*What you should do:* State how many lines hold the string "pequeña". Give the number and nothing else.

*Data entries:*

+===+

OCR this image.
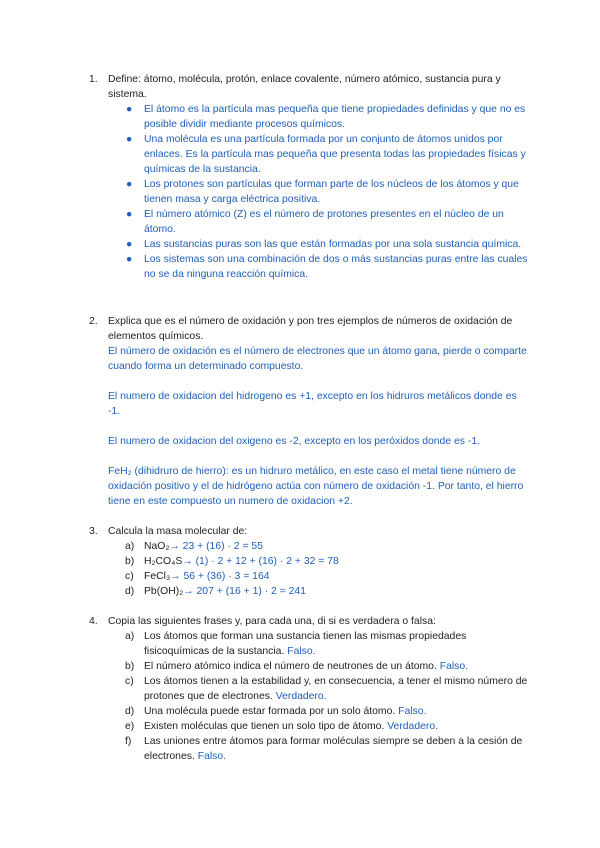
1. Define: átomo, molécula, protón, enlace covalente, número atómico, sustancia pura y sistema.
● El átomo es la partícula mas pequeña que tiene propiedades definidas y que no es posible dividir mediante procesos químicos.
● Una molécula es una partícula formada por un conjunto de átomos unidos por enlaces. Es la partícula mas pequeña que presenta todas las propiedades físicas y químicas de la sustancia.
● Los protones son partículas que forman parte de los núcleos de los átomos y que tienen masa y carga eléctrica positiva.
● El número atómico (Z) es el número de protones presentes en el núcleo de un átomo.
● Las sustancias puras son las que están formadas por una sola sustancia química.
● Los sistemas son una combinación de dos o más sustancias puras entre las cuales no se da ninguna reacción química.
2. Explica que es el número de oxidación y pon tres ejemplos de números de oxidación de elementos químicos.
El número de oxidación es el número de electrones que un átomo gana, pierde o comparte cuando forma un determinado compuesto.
El numero de oxidacion del hidrogeno es +1, excepto en los hidruros metálicos donde es -1.
El numero de oxidacion del oxigeno es -2, excepto en los peróxidos donde es -1.
FeH₂ (dihidruro de hierro): es un hidruro metálico, en este caso el metal tiene número de oxidación positivo y el de hidrógeno actúa con número de oxidación -1. Por tanto, el hierro tiene en este compuesto un numero de oxidacion +2.
3. Calcula la masa molecular de:
a) NaO₂→ 23 + (16) · 2 = 55
b) H₂CO₄S→ (1) · 2 + 12 + (16) · 2 + 32 = 78
c) FeCl₃→ 56 + (36) · 3 = 164
d) Pb(OH)₂→ 207 + (16 + 1) · 2 = 241
4. Copia las siguientes frases y, para cada una, di si es verdadera o falsa:
a) Los átomos que forman una sustancia tienen las mismas propiedades fisicoquímicas de la sustancia. Falso.
b) El número atómico indica el número de neutrones de un átomo. Falso.
c) Los átomos tienen a la estabilidad y, en consecuencia, a tener el mismo número de protones que de electrones. Verdadero.
d) Una molécula puede estar formada por un solo átomo. Falso.
e) Existen moléculas que tienen un solo tipo de átomo. Verdadero.
f) Las uniones entre átomos para formar moléculas siempre se deben a la cesión de electrones. Falso.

+===+

*Complete response:* 2